• **Given request**: Write the data out again, exactly as given.

* Start Record extracts *

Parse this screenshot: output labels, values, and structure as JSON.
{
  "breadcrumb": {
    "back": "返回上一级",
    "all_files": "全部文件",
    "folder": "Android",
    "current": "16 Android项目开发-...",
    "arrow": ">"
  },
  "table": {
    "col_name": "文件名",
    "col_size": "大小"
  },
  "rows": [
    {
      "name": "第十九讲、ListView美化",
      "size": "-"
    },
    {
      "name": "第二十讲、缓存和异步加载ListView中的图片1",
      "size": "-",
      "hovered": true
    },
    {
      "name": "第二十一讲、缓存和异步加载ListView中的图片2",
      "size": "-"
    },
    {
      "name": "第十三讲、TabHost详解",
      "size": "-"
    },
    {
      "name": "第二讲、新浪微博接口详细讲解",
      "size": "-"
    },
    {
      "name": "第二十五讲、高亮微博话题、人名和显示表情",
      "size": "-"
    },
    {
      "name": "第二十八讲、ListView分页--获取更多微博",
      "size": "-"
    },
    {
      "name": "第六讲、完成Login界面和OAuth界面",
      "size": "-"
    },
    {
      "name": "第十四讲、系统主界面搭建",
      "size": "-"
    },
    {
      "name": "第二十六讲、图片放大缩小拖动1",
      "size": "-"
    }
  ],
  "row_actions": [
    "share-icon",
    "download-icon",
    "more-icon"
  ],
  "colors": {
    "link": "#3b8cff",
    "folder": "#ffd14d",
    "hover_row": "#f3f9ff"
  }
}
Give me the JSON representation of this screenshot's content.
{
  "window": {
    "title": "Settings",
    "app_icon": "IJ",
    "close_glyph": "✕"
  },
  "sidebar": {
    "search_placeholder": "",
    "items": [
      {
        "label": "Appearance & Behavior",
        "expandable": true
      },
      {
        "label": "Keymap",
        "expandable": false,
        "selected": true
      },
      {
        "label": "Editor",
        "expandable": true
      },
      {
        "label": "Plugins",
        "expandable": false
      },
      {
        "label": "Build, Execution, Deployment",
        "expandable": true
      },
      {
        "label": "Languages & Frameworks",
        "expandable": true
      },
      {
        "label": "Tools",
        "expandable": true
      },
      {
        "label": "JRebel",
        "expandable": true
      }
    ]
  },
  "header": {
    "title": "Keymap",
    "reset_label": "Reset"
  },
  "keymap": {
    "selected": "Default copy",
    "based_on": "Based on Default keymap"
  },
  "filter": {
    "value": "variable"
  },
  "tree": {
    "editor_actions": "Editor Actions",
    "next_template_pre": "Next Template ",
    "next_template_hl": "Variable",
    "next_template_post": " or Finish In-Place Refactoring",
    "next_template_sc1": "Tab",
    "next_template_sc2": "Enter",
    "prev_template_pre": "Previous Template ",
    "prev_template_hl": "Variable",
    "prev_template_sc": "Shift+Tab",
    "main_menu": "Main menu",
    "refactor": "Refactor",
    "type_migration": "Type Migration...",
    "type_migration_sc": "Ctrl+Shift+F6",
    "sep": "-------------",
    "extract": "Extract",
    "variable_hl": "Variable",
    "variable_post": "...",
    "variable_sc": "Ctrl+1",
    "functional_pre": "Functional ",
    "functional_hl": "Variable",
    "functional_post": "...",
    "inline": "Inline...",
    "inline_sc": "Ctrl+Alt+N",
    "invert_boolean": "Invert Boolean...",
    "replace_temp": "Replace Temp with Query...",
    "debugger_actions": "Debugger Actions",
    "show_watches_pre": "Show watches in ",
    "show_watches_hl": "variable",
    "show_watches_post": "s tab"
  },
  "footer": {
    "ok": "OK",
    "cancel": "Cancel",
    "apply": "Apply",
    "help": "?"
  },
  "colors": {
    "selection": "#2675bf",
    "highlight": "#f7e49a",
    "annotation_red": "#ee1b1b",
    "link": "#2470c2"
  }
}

* End Record extracts *

• **Solution below**:
Parse this screenshot: output labels, values, and structure as JSON.
{
  "breadcrumb": {
    "back": "返回上一级",
    "all_files": "全部文件",
    "folder": "Android",
    "current": "16 Android项目开发-...",
    "arrow": ">"
  },
  "table": {
    "col_name": "文件名",
    "col_size": "大小"
  },
  "rows": [
    {
      "name": "第十九讲、ListView美化",
      "size": "-"
    },
    {
      "name": "第二十讲、缓存和异步加载ListView中的图片1",
      "size": "-",
      "hovered": true
    },
    {
      "name": "第二十一讲、缓存和异步加载ListView中的图片2",
      "size": "-"
    },
    {
      "name": "第十三讲、TabHost详解",
      "size": "-"
    },
    {
      "name": "第二讲、新浪微博接口详细讲解",
      "size": "-"
    },
    {
      "name": "第二十五讲、高亮微博话题、人名和显示表情",
      "size": "-"
    },
    {
      "name": "第二十八讲、ListView分页--获取更多微博",
      "size": "-"
    },
    {
      "name": "第六讲、完成Login界面和OAuth界面",
      "size": "-"
    },
    {
      "name": "第十四讲、系统主界面搭建",
      "size": "-"
    },
    {
      "name": "第二十六讲、图片放大缩小拖动1",
      "size": "-"
    }
  ],
  "row_actions": [
    "share-icon",
    "download-icon",
    "more-icon"
  ],
  "colors": {
    "link": "#3b8cff",
    "folder": "#ffd14d",
    "hover_row": "#f3f9ff"
  }
}
Give me the JSON representation of this screenshot's content.
{
  "window": {
    "title": "Settings",
    "app_icon": "IJ",
    "close_glyph": "✕"
  },
  "sidebar": {
    "search_placeholder": "",
    "items": [
      {
        "label": "Appearance & Behavior",
        "expandable": true
      },
      {
        "label": "Keymap",
        "expandable": false,
        "selected": true
      },
      {
        "label": "Editor",
        "expandable": true
      },
      {
        "label": "Plugins",
        "expandable": false
      },
      {
        "label": "Build, Execution, Deployment",
        "expandable": true
      },
      {
        "label": "Languages & Frameworks",
        "expandable": true
      },
      {
        "label": "Tools",
        "expandable": true
      },
      {
        "label": "JRebel",
        "expandable": true
      }
    ]
  },
  "header": {
    "title": "Keymap",
    "reset_label": "Reset"
  },
  "keymap": {
    "selected": "Default copy",
    "based_on": "Based on Default keymap"
  },
  "filter": {
    "value": "variable"
  },
  "tree": {
    "editor_actions": "Editor Actions",
    "next_template_pre": "Next Template ",
    "next_template_hl": "Variable",
    "next_template_post": " or Finish In-Place Refactoring",
    "next_template_sc1": "Tab",
    "next_template_sc2": "Enter",
    "prev_template_pre": "Previous Template ",
    "prev_template_hl": "Variable",
    "prev_template_sc": "Shift+Tab",
    "main_menu": "Main menu",
    "refactor": "Refactor",
    "type_migration": "Type Migration...",
    "type_migration_sc": "Ctrl+Shift+F6",
    "sep": "-------------",
    "extract": "Extract",
    "variable_hl": "Variable",
    "variable_post": "...",
    "variable_sc": "Ctrl+1",
    "functional_pre": "Functional ",
    "functional_hl": "Variable",
    "functional_post": "...",
    "inline": "Inline...",
    "inline_sc": "Ctrl+Alt+N",
    "invert_boolean": "Invert Boolean...",
    "replace_temp": "Replace Temp with Query...",
    "debugger_actions": "Debugger Actions",
    "show_watches_pre": "Show watches in ",
    "show_watches_hl": "variable",
    "show_watches_post": "s tab"
  },
  "footer": {
    "ok": "OK",
    "cancel": "Cancel",
    "apply": "Apply",
    "help": "?"
  },
  "colors": {
    "selection": "#2675bf",
    "highlight": "#f7e49a",
    "annotation_red": "#ee1b1b",
    "link": "#2470c2"
  }
}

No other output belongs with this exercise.